— start of ENTRIES SHOWN —

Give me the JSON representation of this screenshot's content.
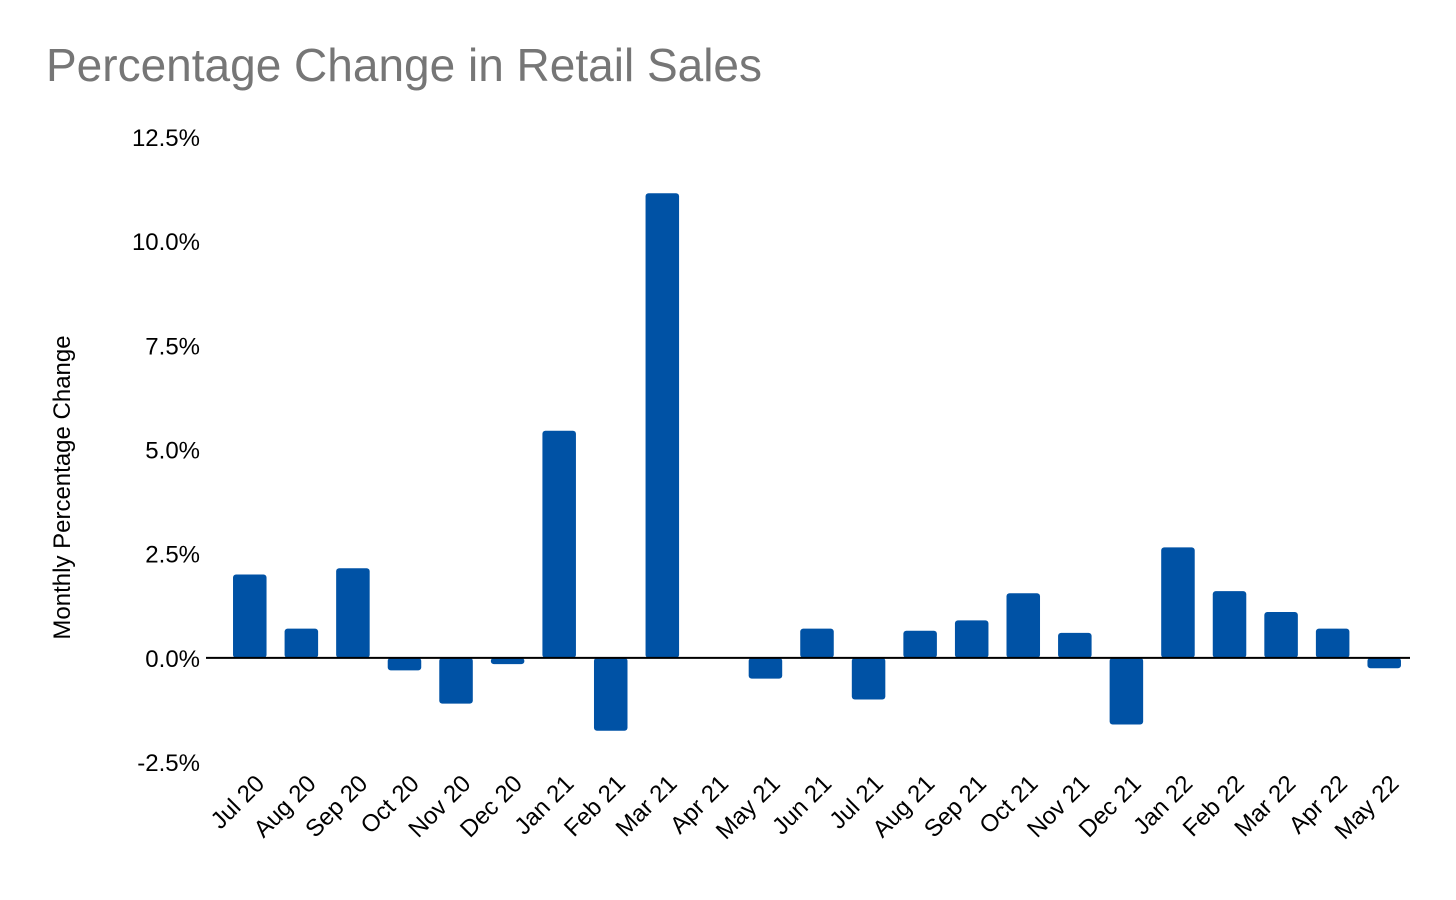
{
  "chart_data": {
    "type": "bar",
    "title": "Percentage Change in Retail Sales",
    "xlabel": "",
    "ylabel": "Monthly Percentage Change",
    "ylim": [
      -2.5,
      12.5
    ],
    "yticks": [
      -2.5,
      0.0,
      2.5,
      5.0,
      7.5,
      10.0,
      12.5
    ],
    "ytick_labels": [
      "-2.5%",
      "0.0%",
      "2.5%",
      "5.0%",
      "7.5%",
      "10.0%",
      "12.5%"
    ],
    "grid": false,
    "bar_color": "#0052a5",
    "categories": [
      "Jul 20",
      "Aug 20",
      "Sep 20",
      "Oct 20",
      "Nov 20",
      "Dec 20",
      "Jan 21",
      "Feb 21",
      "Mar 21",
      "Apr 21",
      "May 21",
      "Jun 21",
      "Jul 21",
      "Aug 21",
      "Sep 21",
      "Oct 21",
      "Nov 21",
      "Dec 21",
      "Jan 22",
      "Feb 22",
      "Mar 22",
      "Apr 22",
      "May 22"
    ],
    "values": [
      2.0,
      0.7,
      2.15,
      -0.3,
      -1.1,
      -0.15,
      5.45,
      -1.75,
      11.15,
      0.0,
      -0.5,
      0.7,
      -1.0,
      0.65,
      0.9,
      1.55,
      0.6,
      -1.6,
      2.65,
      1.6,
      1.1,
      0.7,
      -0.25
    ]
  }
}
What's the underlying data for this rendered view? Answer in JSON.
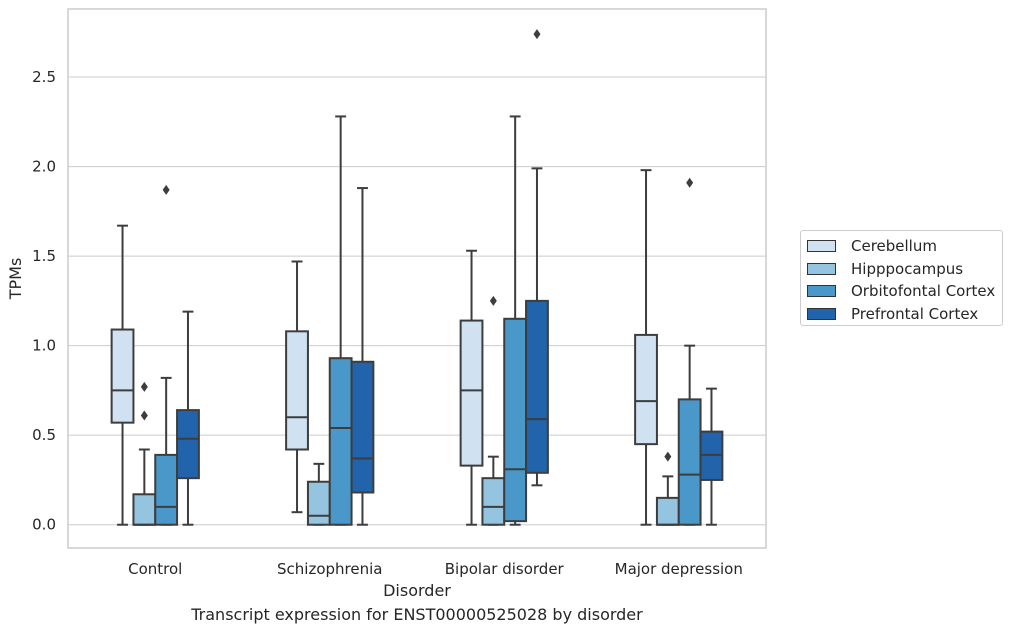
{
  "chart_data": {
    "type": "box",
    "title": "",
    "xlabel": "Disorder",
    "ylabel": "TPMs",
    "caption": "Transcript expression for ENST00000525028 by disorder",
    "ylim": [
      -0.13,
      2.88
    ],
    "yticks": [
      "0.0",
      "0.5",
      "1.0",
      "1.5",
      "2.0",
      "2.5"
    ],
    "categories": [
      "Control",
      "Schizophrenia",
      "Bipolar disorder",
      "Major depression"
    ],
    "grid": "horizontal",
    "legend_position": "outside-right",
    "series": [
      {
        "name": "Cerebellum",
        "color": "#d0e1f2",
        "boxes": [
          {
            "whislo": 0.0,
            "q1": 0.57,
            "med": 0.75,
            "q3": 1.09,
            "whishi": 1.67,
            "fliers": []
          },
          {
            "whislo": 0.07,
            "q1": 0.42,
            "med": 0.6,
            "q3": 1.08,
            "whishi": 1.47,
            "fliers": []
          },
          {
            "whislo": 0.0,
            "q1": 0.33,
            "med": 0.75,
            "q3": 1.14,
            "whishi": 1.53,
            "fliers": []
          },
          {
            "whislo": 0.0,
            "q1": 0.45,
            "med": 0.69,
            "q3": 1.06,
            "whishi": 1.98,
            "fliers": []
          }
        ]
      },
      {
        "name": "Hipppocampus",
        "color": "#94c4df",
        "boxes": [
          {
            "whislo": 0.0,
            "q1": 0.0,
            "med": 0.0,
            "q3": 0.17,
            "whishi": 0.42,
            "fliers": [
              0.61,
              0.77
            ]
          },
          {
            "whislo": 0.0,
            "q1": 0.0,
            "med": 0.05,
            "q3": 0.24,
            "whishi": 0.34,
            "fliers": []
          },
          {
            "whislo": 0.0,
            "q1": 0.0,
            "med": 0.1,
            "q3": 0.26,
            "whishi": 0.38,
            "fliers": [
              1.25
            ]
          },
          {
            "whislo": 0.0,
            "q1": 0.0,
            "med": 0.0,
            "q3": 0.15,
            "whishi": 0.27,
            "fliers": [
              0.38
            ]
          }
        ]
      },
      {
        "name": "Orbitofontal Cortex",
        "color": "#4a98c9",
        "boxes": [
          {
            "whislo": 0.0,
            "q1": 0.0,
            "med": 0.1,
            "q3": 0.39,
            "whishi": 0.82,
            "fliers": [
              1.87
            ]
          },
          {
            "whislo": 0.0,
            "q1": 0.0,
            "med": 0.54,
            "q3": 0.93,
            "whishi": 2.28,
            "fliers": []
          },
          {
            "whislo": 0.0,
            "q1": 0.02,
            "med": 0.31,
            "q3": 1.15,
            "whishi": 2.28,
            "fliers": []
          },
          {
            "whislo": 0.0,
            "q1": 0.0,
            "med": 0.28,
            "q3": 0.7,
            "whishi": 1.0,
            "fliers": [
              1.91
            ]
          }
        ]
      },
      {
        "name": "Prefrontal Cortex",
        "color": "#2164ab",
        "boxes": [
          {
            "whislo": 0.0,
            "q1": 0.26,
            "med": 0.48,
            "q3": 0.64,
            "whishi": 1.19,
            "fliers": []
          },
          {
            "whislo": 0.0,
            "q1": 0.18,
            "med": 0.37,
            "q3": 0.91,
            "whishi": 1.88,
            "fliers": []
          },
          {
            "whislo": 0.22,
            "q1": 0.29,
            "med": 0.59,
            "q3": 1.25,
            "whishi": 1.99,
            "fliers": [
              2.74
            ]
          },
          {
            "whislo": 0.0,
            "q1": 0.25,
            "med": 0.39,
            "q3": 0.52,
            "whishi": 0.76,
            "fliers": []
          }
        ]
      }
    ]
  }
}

— end of ENTRIES SHOWN —

STATED EXERCISE
Scan the data above; copy every line where "Percentage" appears.

FULL OUTPUT
    "title": "Percentage Change in Retail Sales",
    "ylabel": "Monthly Percentage Change",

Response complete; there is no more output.